**Task objective**
Each line below should be retyped exactly, with no pictures.

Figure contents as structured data
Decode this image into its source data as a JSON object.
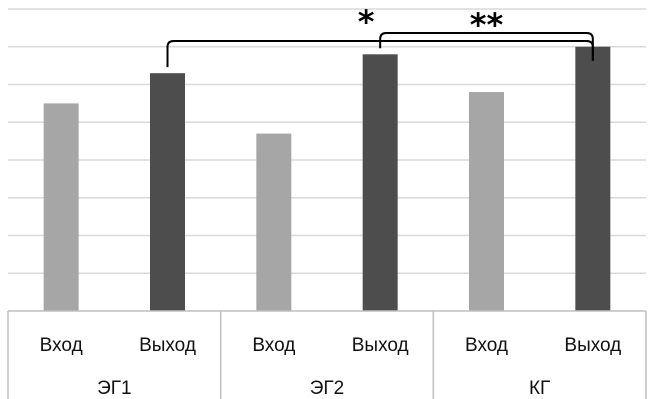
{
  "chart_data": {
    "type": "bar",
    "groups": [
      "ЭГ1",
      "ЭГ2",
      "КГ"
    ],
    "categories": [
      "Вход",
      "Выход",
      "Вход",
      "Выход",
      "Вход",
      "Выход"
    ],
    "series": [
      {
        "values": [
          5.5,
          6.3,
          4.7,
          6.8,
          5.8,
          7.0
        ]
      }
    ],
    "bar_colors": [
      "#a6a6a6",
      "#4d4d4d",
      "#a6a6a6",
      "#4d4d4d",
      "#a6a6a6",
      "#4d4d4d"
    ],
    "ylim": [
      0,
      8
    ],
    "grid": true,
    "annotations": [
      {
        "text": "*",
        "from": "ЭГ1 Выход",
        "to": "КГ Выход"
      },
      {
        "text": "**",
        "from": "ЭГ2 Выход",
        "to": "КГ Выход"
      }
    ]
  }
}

**Answer for the task**
Decode this image into its source data as a JSON object.
{
  "chart_data": {
    "type": "bar",
    "groups": [
      "ЭГ1",
      "ЭГ2",
      "КГ"
    ],
    "categories": [
      "Вход",
      "Выход",
      "Вход",
      "Выход",
      "Вход",
      "Выход"
    ],
    "series": [
      {
        "values": [
          5.5,
          6.3,
          4.7,
          6.8,
          5.8,
          7.0
        ]
      }
    ],
    "bar_colors": [
      "#a6a6a6",
      "#4d4d4d",
      "#a6a6a6",
      "#4d4d4d",
      "#a6a6a6",
      "#4d4d4d"
    ],
    "ylim": [
      0,
      8
    ],
    "grid": true,
    "annotations": [
      {
        "text": "*",
        "from": "ЭГ1 Выход",
        "to": "КГ Выход"
      },
      {
        "text": "**",
        "from": "ЭГ2 Выход",
        "to": "КГ Выход"
      }
    ]
  }
}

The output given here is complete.